======== DATA SHOWN
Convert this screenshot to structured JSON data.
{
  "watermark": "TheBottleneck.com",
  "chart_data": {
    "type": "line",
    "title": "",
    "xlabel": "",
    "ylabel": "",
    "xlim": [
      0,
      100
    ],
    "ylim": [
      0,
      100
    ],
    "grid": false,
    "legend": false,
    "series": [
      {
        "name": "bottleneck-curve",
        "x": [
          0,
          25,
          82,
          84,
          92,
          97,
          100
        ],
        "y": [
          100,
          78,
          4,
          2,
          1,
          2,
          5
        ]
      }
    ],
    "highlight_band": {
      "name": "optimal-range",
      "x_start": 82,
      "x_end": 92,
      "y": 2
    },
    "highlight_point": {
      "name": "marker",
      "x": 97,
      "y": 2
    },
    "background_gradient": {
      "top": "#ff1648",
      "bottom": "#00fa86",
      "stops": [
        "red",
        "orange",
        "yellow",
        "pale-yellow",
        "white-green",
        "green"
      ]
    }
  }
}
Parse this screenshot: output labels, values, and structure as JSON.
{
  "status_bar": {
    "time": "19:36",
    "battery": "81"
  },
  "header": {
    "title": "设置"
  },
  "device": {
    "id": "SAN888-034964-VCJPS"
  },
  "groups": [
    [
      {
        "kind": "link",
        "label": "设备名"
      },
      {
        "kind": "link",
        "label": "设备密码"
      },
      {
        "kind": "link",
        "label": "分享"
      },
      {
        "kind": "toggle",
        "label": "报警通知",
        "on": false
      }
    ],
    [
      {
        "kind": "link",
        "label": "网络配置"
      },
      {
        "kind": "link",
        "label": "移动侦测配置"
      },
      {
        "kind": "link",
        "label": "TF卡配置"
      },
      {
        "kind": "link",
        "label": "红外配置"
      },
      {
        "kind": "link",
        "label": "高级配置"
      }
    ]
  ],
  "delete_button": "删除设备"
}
================
WORK TO BE COMPLETED.
Look through the entries and find each line that has the string "name". Copy those lines.

WRITTEN REPLY.
        "name": "bottleneck-curve",
      "name": "optimal-range",
      "name": "marker",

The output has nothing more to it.